Data tied to figure images
══════════════════════════════
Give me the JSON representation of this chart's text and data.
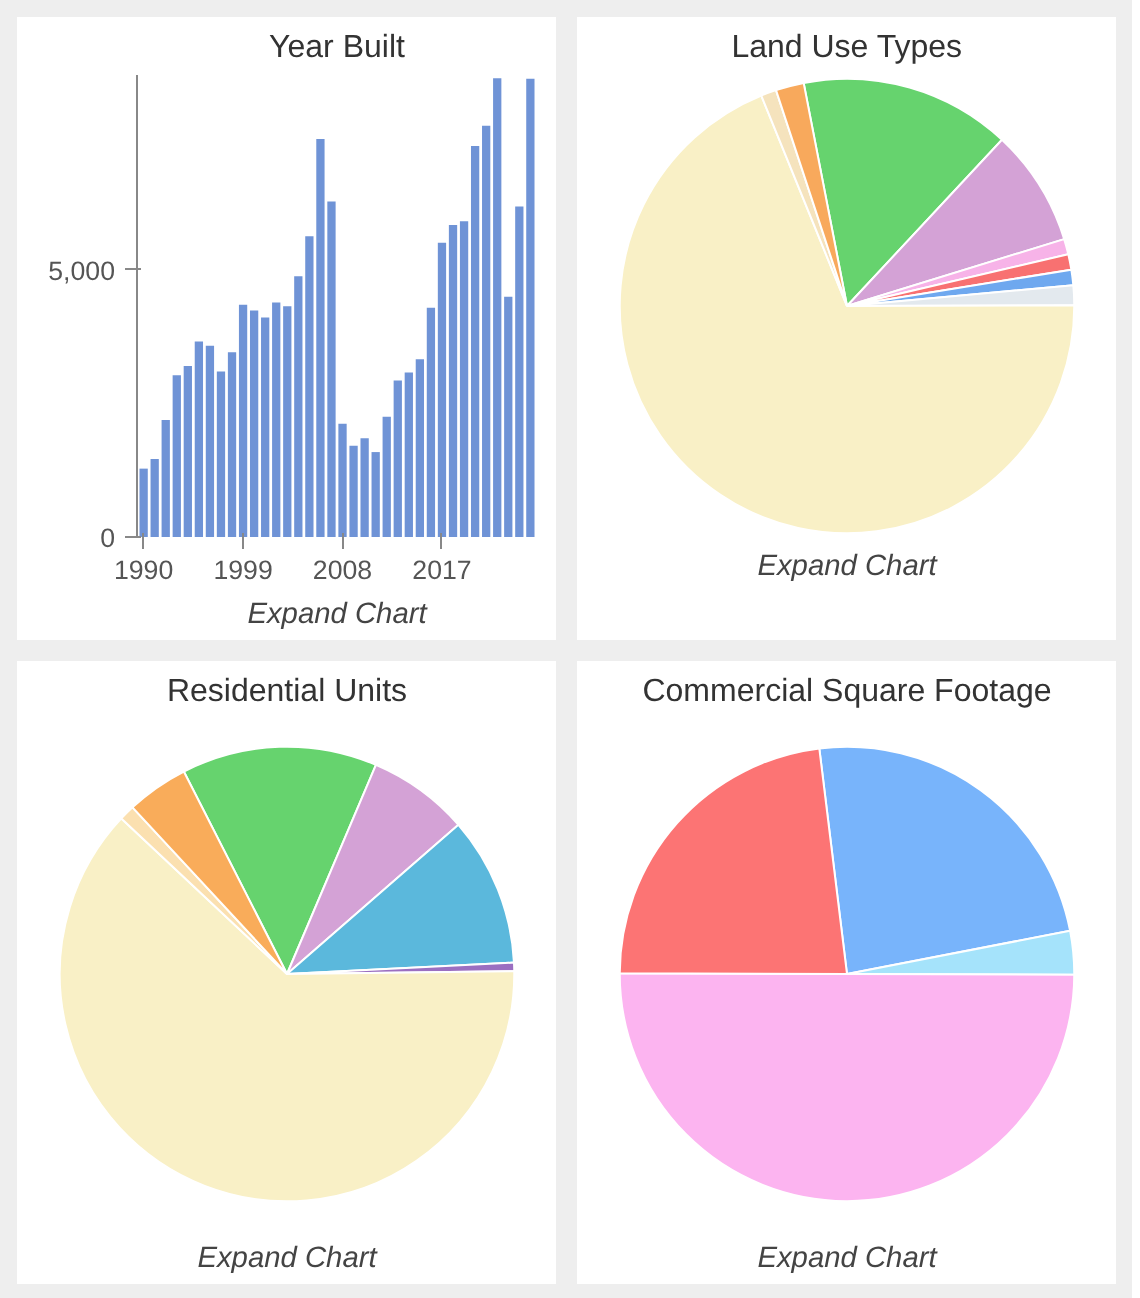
{
  "chart_data": [
    {
      "type": "bar",
      "title": "Year Built",
      "x": [
        1990,
        1991,
        1992,
        1993,
        1994,
        1995,
        1996,
        1997,
        1998,
        1999,
        2000,
        2001,
        2002,
        2003,
        2004,
        2005,
        2006,
        2007,
        2008,
        2009,
        2010,
        2011,
        2012,
        2013,
        2014,
        2015,
        2016,
        2017,
        2018,
        2019,
        2020,
        2021,
        2022,
        2023,
        2024,
        2025
      ],
      "values": [
        1280,
        1460,
        2190,
        3030,
        3200,
        3660,
        3580,
        3100,
        3460,
        4350,
        4240,
        4110,
        4390,
        4320,
        4880,
        5630,
        7450,
        6280,
        2120,
        1710,
        1850,
        1590,
        2250,
        2930,
        3080,
        3330,
        4290,
        5510,
        5840,
        5910,
        7320,
        7700,
        8590,
        4500,
        6190,
        8580
      ],
      "color": "#6f93d6",
      "xlim": [
        1989.4,
        2025.6
      ],
      "ylim": [
        0,
        8650
      ],
      "xticks": [
        1990,
        1999,
        2008,
        2017
      ],
      "yticks": [
        0,
        {
          "value": 5000,
          "label": "5,000"
        }
      ],
      "annotations": [
        "Expand Chart"
      ]
    },
    {
      "type": "pie",
      "title": "Land Use Types",
      "categories": [
        null,
        null,
        null,
        null,
        null,
        null,
        null,
        null,
        null
      ],
      "values": [
        15.0,
        8.3,
        1.1,
        1.1,
        1.1,
        1.4,
        68.9,
        1.1,
        2.0
      ],
      "colors": [
        "#66d36e",
        "#d4a2d6",
        "#f7b3e8",
        "#f87171",
        "#6ea8ef",
        "#e3e9ee",
        "#f9f0c6",
        "#f5e3bd",
        "#f8a95c"
      ],
      "annotations": [
        "Expand Chart"
      ]
    },
    {
      "type": "pie",
      "title": "Residential Units",
      "categories": [
        null,
        null,
        null,
        null,
        null,
        null,
        null
      ],
      "values": [
        13.9,
        7.2,
        10.6,
        0.6,
        62.2,
        1.1,
        4.4
      ],
      "colors": [
        "#66d36e",
        "#d4a2d6",
        "#5bb8dc",
        "#9b6fc1",
        "#f9f0c6",
        "#fbe0b0",
        "#f9ac5a"
      ],
      "annotations": [
        "Expand Chart"
      ]
    },
    {
      "type": "pie",
      "title": "Commercial Square Footage",
      "categories": [
        null,
        null,
        null,
        null
      ],
      "values": [
        23.9,
        3.1,
        50.0,
        23.0
      ],
      "colors": [
        "#78b4fb",
        "#a5e3fb",
        "#fcb4f0",
        "#fc7474"
      ],
      "annotations": [
        "Expand Chart"
      ]
    }
  ]
}
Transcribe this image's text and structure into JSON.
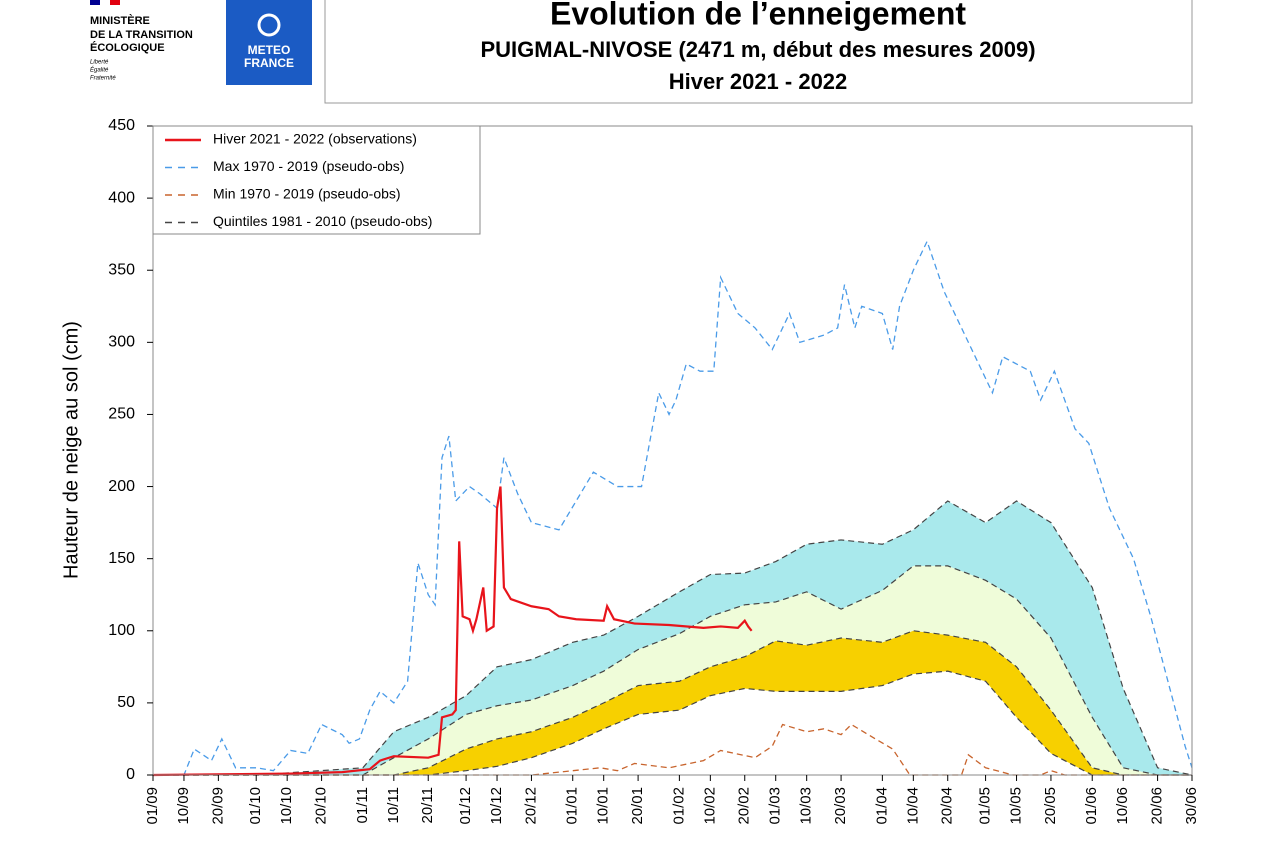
{
  "header": {
    "ministry": [
      "MINISTÈRE",
      "DE LA TRANSITION",
      "ÉCOLOGIQUE"
    ],
    "motto": [
      "Liberté",
      "Égalité",
      "Fraternité"
    ],
    "meteo": [
      "METEO",
      "FRANCE"
    ]
  },
  "chart_data": {
    "type": "line",
    "title": "Evolution de l’enneigement",
    "subtitle": "PUIGMAL-NIVOSE (2471 m, début des mesures 2009)",
    "season": "Hiver 2021 - 2022",
    "y_label": "Hauteur de neige au sol (cm)",
    "xlim": [
      0,
      302
    ],
    "xticks": [
      {
        "value": 0,
        "label": "01/09"
      },
      {
        "value": 9,
        "label": "10/09"
      },
      {
        "value": 19,
        "label": "20/09"
      },
      {
        "value": 30,
        "label": "01/10"
      },
      {
        "value": 39,
        "label": "10/10"
      },
      {
        "value": 49,
        "label": "20/10"
      },
      {
        "value": 61,
        "label": "01/11"
      },
      {
        "value": 70,
        "label": "10/11"
      },
      {
        "value": 80,
        "label": "20/11"
      },
      {
        "value": 91,
        "label": "01/12"
      },
      {
        "value": 100,
        "label": "10/12"
      },
      {
        "value": 110,
        "label": "20/12"
      },
      {
        "value": 122,
        "label": "01/01"
      },
      {
        "value": 131,
        "label": "10/01"
      },
      {
        "value": 141,
        "label": "20/01"
      },
      {
        "value": 153,
        "label": "01/02"
      },
      {
        "value": 162,
        "label": "10/02"
      },
      {
        "value": 172,
        "label": "20/02"
      },
      {
        "value": 181,
        "label": "01/03"
      },
      {
        "value": 190,
        "label": "10/03"
      },
      {
        "value": 200,
        "label": "20/03"
      },
      {
        "value": 212,
        "label": "01/04"
      },
      {
        "value": 221,
        "label": "10/04"
      },
      {
        "value": 231,
        "label": "20/04"
      },
      {
        "value": 242,
        "label": "01/05"
      },
      {
        "value": 251,
        "label": "10/05"
      },
      {
        "value": 261,
        "label": "20/05"
      },
      {
        "value": 273,
        "label": "01/06"
      },
      {
        "value": 282,
        "label": "10/06"
      },
      {
        "value": 292,
        "label": "20/06"
      },
      {
        "value": 302,
        "label": "30/06"
      }
    ],
    "ylim": [
      0,
      450
    ],
    "yticks": [
      0,
      50,
      100,
      150,
      200,
      250,
      300,
      350,
      400,
      450
    ],
    "legend": "upper left",
    "series": [
      {
        "name": "Hiver 2021 - 2022 (observations)",
        "color": "#e8141b",
        "dash": false,
        "x": [
          0,
          40,
          55,
          63,
          66,
          70,
          80,
          83,
          84,
          87,
          88,
          89,
          90,
          92,
          93,
          94,
          96,
          97,
          99,
          100,
          101,
          102,
          104,
          110,
          115,
          118,
          123,
          131,
          132,
          134,
          140,
          150,
          160,
          165,
          170,
          172,
          173,
          174
        ],
        "values": [
          0,
          1,
          2,
          4,
          10,
          13,
          12,
          14,
          40,
          42,
          45,
          162,
          110,
          108,
          100,
          108,
          130,
          100,
          103,
          185,
          200,
          130,
          122,
          117,
          115,
          110,
          108,
          107,
          117,
          108,
          105,
          104,
          102,
          103,
          102,
          107,
          103,
          100
        ]
      },
      {
        "name": "Max 1970 - 2019 (pseudo-obs)",
        "color": "#4a9be8",
        "dash": true,
        "x": [
          0,
          9,
          12,
          17,
          20,
          24,
          30,
          35,
          40,
          45,
          49,
          55,
          57,
          60,
          63,
          66,
          70,
          74,
          77,
          80,
          82,
          84,
          86,
          88,
          92,
          95,
          100,
          102,
          106,
          110,
          118,
          123,
          128,
          135,
          142,
          147,
          150,
          152,
          155,
          159,
          163,
          165,
          170,
          175,
          180,
          185,
          188,
          195,
          199,
          201,
          204,
          206,
          212,
          215,
          217,
          221,
          225,
          230,
          238,
          244,
          247,
          255,
          258,
          262,
          268,
          272,
          278,
          285,
          290,
          300,
          302
        ],
        "values": [
          0,
          0,
          18,
          10,
          25,
          5,
          5,
          3,
          17,
          15,
          35,
          28,
          22,
          25,
          45,
          58,
          50,
          65,
          147,
          125,
          118,
          220,
          235,
          190,
          200,
          195,
          185,
          220,
          195,
          175,
          170,
          190,
          210,
          200,
          200,
          265,
          250,
          260,
          285,
          280,
          280,
          345,
          320,
          310,
          295,
          320,
          300,
          305,
          310,
          340,
          310,
          325,
          320,
          295,
          325,
          350,
          370,
          335,
          295,
          265,
          290,
          280,
          260,
          280,
          240,
          230,
          185,
          150,
          110,
          20,
          5
        ]
      },
      {
        "name": "Min 1970 - 2019 (pseudo-obs)",
        "color": "#c8642d",
        "dash": true,
        "x": [
          0,
          110,
          122,
          130,
          135,
          140,
          150,
          160,
          165,
          175,
          180,
          183,
          190,
          195,
          200,
          203,
          210,
          215,
          220,
          235,
          237,
          242,
          250,
          258,
          261,
          265,
          302
        ],
        "values": [
          0,
          0,
          3,
          5,
          3,
          8,
          5,
          10,
          17,
          12,
          20,
          35,
          30,
          32,
          28,
          35,
          25,
          18,
          0,
          0,
          14,
          5,
          0,
          0,
          3,
          0,
          0
        ]
      }
    ],
    "quintiles": {
      "name": "Quintiles 1981 - 2010 (pseudo-obs)",
      "color": "#444444",
      "fill_colors": [
        "#f7d000",
        "#effcd9",
        "#a9e9ec"
      ],
      "x": [
        0,
        30,
        61,
        70,
        80,
        91,
        100,
        110,
        122,
        131,
        141,
        153,
        162,
        172,
        181,
        190,
        200,
        212,
        221,
        231,
        242,
        251,
        261,
        273,
        282,
        292,
        302
      ],
      "q1": [
        0,
        0,
        0,
        0,
        0,
        3,
        6,
        12,
        22,
        32,
        42,
        45,
        55,
        60,
        58,
        58,
        58,
        62,
        70,
        72,
        65,
        40,
        15,
        0,
        0,
        0,
        0
      ],
      "q2": [
        0,
        0,
        0,
        0,
        5,
        18,
        25,
        30,
        40,
        50,
        62,
        65,
        75,
        82,
        93,
        90,
        95,
        92,
        100,
        97,
        92,
        75,
        45,
        5,
        0,
        0,
        0
      ],
      "q3": [
        0,
        0,
        0,
        12,
        25,
        42,
        48,
        52,
        62,
        72,
        87,
        98,
        110,
        118,
        120,
        127,
        115,
        128,
        145,
        145,
        135,
        122,
        95,
        40,
        5,
        0,
        0
      ],
      "q4": [
        0,
        0,
        5,
        30,
        40,
        55,
        75,
        80,
        92,
        97,
        110,
        127,
        139,
        140,
        148,
        160,
        163,
        160,
        170,
        190,
        175,
        190,
        175,
        130,
        60,
        5,
        0
      ]
    }
  }
}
══════════════════════════════
→ What the exercise asks
Copy each line above that contains the word "name".

→ Complete response
        "name": "Hiver 2021 - 2022 (observations)",
        "name": "Max 1970 - 2019 (pseudo-obs)",
        "name": "Min 1970 - 2019 (pseudo-obs)",
      "name": "Quintiles 1981 - 2010 (pseudo-obs)",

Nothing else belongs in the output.